## WORK REQUIRED
Copy each line below in which the word "cDNA" occurs.

## INFORMATION SUPPLIED
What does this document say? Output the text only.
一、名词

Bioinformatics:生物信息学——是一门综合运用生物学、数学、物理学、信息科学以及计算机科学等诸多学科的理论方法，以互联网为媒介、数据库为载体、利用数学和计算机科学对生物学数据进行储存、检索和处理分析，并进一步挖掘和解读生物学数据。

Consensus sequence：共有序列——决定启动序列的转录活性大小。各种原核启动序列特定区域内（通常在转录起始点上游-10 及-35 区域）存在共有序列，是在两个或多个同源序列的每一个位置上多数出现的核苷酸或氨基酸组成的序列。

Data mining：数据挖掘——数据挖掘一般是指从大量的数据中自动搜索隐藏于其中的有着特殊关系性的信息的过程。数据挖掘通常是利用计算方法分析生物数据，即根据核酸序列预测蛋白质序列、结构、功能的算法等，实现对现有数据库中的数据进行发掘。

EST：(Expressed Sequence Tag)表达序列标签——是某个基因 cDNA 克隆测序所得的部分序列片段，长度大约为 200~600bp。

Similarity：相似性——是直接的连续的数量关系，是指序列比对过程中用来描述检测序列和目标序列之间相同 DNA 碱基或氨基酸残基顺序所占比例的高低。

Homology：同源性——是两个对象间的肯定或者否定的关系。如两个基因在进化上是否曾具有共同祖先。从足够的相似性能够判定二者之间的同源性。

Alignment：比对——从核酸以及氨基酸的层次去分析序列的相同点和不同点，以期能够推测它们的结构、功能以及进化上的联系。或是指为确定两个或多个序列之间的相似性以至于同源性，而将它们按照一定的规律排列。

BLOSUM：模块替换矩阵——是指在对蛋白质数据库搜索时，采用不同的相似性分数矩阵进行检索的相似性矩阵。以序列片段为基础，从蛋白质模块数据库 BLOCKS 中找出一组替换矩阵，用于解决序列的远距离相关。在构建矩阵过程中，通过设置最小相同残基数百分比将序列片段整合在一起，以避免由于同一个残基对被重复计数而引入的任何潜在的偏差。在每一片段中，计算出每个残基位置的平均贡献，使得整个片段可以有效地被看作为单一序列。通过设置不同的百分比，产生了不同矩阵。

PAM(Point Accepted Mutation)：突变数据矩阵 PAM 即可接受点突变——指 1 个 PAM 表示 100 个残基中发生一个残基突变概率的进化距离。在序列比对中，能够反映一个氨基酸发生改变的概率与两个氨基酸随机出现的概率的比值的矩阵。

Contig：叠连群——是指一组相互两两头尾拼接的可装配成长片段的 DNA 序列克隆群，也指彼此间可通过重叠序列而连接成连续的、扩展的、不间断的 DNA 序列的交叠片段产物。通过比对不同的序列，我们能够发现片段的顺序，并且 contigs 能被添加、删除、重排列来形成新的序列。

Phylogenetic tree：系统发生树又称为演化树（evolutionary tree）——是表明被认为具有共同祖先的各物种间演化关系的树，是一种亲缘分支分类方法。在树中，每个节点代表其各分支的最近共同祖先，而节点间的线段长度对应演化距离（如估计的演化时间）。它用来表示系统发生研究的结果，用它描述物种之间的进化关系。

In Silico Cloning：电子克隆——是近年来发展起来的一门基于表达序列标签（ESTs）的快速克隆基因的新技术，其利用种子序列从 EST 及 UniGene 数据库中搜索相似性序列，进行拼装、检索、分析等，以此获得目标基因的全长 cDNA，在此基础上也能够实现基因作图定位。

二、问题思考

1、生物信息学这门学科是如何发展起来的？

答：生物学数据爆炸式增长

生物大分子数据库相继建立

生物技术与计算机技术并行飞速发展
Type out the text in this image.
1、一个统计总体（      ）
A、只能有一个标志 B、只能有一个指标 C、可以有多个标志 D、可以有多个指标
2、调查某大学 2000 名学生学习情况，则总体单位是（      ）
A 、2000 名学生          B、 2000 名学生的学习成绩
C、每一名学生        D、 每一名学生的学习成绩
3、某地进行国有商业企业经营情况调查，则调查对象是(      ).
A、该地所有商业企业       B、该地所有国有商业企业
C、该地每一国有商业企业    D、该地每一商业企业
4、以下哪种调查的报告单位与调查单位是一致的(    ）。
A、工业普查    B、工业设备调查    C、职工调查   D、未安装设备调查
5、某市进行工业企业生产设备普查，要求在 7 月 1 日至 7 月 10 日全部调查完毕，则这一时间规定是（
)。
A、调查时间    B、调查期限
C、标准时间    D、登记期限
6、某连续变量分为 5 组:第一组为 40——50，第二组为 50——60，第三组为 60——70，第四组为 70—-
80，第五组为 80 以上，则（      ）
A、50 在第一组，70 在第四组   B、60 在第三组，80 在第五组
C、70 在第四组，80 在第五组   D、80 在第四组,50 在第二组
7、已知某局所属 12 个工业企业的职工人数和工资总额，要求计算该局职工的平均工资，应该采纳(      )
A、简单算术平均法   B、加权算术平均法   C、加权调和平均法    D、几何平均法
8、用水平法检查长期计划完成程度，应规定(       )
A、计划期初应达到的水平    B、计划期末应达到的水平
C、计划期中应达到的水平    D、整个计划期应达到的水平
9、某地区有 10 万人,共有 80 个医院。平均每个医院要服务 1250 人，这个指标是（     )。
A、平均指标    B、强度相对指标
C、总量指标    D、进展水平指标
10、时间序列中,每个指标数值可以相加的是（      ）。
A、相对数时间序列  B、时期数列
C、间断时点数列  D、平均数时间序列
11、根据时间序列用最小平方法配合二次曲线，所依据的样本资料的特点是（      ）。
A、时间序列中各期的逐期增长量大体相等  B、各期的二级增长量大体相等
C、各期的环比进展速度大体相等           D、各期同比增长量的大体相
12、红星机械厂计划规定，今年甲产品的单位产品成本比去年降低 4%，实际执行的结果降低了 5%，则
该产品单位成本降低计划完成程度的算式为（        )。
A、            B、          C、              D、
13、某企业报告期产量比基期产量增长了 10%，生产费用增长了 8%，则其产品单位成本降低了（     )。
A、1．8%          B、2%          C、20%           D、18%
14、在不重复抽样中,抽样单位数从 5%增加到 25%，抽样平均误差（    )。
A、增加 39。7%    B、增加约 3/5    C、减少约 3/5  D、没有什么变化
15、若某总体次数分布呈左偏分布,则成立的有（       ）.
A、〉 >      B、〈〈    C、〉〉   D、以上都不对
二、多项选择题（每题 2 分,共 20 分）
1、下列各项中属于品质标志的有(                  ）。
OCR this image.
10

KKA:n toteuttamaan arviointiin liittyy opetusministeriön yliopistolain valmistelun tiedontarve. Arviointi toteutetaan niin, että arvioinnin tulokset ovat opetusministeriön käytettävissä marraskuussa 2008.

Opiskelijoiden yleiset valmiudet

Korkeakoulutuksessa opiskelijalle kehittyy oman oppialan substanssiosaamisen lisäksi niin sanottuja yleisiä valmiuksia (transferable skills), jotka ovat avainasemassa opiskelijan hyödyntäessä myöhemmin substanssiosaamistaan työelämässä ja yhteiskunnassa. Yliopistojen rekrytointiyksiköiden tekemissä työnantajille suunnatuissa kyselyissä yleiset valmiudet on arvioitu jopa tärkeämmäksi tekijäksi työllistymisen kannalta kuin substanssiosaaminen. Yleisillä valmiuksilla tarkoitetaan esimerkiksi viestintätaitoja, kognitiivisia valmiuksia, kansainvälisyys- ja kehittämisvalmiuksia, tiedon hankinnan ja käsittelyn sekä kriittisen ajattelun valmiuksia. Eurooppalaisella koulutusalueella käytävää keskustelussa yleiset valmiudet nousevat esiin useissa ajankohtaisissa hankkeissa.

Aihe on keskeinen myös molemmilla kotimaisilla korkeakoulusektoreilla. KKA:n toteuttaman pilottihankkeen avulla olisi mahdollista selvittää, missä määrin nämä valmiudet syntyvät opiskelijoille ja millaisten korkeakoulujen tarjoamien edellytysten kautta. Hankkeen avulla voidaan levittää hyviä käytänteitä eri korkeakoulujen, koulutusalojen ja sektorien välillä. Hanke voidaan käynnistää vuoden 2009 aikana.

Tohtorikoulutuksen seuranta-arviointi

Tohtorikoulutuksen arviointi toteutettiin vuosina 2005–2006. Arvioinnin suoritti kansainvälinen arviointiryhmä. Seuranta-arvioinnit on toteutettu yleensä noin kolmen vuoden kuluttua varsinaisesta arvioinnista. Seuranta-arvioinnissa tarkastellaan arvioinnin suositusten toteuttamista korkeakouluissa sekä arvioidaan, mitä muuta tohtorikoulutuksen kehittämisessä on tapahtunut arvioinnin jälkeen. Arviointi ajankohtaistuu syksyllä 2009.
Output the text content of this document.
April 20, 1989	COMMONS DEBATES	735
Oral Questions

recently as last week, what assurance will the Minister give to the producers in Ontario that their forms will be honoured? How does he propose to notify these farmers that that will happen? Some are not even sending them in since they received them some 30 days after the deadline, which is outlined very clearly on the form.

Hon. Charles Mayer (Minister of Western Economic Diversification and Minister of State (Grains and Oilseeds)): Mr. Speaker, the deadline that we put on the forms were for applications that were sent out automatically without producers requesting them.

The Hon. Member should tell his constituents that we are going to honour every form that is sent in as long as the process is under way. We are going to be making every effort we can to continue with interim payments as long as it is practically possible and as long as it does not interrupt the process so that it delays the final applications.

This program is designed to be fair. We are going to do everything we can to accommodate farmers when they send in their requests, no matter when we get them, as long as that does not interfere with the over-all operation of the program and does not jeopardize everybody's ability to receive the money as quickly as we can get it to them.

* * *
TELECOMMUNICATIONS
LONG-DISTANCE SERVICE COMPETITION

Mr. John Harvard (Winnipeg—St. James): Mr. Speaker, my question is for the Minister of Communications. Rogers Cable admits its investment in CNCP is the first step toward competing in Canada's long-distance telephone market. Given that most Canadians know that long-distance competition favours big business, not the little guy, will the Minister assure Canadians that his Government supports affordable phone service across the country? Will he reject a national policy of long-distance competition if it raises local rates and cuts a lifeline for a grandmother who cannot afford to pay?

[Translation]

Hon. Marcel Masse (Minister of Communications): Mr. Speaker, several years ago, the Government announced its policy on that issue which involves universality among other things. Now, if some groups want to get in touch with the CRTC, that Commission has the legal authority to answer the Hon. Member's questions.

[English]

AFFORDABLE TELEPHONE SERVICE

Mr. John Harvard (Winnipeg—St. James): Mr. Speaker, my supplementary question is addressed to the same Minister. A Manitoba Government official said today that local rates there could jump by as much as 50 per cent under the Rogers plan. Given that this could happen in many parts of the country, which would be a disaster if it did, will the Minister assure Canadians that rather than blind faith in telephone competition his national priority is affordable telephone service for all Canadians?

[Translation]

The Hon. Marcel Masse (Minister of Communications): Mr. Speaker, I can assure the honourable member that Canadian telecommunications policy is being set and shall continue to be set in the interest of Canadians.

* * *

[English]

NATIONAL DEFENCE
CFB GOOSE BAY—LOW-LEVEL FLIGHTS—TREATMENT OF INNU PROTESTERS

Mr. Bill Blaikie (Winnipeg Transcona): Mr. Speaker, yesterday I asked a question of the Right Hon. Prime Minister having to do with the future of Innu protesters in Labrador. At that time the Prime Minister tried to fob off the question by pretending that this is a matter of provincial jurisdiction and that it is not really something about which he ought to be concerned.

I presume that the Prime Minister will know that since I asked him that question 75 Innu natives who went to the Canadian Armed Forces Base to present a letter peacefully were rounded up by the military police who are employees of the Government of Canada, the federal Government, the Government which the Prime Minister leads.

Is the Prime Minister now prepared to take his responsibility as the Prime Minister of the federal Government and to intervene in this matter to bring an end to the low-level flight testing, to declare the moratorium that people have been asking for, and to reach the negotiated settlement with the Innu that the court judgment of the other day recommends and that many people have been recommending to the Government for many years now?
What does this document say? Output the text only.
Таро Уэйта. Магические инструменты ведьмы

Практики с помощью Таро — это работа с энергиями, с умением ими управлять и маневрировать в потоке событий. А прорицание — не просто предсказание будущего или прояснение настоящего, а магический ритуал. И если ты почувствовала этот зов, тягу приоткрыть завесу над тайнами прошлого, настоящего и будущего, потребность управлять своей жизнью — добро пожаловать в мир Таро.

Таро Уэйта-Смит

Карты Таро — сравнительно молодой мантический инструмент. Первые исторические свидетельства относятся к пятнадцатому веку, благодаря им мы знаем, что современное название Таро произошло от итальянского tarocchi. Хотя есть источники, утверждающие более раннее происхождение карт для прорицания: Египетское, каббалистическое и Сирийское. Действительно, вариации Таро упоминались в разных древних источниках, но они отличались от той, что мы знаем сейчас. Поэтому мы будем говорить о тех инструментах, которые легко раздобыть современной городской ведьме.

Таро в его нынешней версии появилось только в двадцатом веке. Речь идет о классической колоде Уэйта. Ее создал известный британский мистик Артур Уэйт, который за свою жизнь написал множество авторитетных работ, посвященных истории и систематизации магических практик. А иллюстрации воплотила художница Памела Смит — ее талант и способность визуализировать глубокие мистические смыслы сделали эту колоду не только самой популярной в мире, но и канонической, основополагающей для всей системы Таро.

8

## COMPLETED TASK
EST：(Expressed Sequence Tag)表达序列标签——是某个基因 cDNA 克隆测序所得的部分序列片段，长度大约为 200~600bp。
In Silico Cloning：电子克隆——是近年来发展起来的一门基于表达序列标签（ESTs）的快速克隆基因的新技术，其利用种子序列从 EST 及 UniGene 数据库中搜索相似性序列，进行拼装、检索、分析等，以此获得目标基因的全长 cDNA，在此基础上也能够实现基因作图定位。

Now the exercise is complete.